→ **What is asked**
In the listing that follows, count each line where the word "platform" appears; write nothing but the count.
>>>>
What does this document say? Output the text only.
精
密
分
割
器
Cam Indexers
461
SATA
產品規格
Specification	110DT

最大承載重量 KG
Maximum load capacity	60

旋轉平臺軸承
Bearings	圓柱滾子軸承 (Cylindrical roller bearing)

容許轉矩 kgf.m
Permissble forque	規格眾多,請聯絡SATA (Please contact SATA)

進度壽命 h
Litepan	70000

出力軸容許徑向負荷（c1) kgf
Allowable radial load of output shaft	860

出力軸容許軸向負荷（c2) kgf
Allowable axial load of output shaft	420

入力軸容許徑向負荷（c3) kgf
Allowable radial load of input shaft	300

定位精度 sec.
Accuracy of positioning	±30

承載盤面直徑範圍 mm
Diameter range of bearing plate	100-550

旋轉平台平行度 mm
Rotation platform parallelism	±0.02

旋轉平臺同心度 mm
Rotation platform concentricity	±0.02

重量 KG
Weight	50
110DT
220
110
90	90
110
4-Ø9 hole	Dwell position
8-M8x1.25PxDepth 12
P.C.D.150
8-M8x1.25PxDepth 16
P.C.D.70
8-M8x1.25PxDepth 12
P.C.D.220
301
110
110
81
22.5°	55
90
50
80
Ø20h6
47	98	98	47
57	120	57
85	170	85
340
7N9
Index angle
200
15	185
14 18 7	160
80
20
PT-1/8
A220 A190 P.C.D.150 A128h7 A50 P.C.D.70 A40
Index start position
<<<<
→ **Correct response**
2